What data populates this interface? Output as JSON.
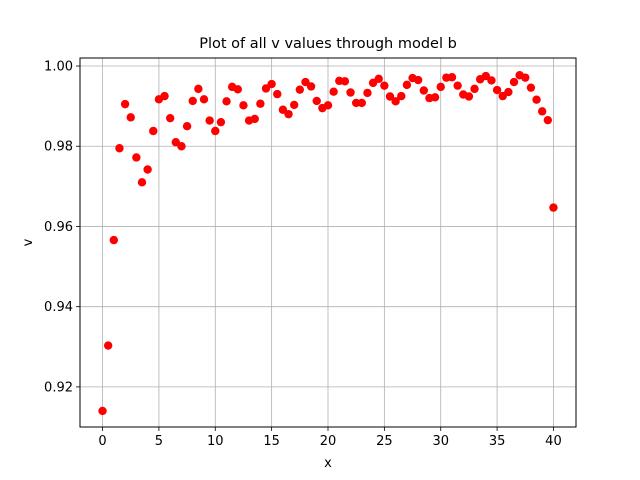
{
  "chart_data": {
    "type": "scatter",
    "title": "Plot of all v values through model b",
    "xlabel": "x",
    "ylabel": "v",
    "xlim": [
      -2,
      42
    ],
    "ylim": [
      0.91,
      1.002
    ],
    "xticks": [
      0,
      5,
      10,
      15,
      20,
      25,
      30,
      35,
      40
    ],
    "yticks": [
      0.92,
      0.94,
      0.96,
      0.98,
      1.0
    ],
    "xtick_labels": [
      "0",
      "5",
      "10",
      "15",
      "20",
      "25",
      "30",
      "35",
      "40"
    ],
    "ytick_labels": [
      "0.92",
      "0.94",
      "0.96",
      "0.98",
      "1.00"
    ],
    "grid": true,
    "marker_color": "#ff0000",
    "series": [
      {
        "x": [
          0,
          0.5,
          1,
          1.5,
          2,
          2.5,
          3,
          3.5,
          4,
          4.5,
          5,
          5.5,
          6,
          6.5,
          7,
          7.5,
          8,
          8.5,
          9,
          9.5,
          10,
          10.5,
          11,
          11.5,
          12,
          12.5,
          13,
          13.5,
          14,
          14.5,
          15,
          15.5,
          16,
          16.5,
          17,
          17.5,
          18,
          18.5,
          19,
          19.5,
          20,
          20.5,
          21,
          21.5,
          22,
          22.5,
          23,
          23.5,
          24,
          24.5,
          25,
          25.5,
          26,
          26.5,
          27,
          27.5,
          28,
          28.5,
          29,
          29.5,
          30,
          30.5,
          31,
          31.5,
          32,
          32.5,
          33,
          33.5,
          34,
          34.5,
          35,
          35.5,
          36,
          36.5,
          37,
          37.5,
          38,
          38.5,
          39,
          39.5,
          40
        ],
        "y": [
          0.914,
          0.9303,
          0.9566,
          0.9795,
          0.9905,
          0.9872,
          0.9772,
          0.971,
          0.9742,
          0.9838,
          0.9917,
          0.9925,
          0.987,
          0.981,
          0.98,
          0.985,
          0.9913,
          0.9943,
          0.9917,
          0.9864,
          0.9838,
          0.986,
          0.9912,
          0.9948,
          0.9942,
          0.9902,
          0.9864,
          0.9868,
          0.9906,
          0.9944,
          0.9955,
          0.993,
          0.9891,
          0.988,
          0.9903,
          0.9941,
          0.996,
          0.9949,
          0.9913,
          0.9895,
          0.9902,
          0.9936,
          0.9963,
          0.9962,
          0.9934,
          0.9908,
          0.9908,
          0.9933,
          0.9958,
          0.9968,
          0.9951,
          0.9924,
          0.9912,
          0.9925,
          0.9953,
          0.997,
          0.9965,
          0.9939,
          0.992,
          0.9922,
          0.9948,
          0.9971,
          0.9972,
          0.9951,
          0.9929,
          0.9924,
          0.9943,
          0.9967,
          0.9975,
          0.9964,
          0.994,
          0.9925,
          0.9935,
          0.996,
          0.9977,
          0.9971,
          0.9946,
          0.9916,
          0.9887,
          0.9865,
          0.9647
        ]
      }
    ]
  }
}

┄┄┄┄┄┄

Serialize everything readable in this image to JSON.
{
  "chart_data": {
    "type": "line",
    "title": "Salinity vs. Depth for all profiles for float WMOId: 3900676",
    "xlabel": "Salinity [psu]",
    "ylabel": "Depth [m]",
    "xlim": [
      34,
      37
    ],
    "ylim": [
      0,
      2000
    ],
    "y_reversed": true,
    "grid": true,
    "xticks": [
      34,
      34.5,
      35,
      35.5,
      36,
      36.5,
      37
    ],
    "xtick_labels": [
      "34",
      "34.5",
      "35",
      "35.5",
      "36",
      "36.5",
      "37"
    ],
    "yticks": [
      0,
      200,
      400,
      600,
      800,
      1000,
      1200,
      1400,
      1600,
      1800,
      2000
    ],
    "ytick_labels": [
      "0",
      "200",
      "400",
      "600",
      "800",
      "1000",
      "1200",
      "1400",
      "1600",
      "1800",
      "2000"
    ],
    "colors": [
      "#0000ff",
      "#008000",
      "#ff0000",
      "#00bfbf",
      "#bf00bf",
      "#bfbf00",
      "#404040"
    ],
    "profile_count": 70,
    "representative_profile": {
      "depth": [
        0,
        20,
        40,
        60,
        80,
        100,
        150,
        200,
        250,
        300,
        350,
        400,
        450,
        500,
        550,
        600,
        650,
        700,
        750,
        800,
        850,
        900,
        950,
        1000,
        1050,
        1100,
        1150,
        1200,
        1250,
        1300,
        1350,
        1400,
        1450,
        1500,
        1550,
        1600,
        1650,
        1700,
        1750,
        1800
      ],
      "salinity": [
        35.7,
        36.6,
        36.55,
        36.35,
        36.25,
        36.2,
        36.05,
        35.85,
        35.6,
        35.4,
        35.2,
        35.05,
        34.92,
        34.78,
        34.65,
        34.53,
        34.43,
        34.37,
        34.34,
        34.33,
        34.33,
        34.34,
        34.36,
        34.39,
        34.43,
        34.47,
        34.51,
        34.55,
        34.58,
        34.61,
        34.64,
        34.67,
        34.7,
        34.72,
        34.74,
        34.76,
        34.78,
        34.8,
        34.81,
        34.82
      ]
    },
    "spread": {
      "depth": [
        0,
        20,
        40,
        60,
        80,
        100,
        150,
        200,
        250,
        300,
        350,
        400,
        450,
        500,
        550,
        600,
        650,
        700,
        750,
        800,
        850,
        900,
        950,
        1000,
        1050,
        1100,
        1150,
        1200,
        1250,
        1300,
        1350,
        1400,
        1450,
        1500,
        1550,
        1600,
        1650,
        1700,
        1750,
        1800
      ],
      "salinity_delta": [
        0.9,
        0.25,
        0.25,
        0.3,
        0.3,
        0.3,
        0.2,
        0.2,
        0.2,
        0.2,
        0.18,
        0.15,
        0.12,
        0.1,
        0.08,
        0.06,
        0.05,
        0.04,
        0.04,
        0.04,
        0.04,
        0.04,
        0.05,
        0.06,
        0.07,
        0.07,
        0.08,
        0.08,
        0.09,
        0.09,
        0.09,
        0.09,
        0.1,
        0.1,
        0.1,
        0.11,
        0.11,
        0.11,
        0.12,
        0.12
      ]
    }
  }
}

┄┄┄┄┄┄

#### The request
Scan the listing above for the word "this" and copy every line that holds it.

#### Exercise result
What data populates this interface? Output as JSON.
Serialize everything readable in this image to JSON.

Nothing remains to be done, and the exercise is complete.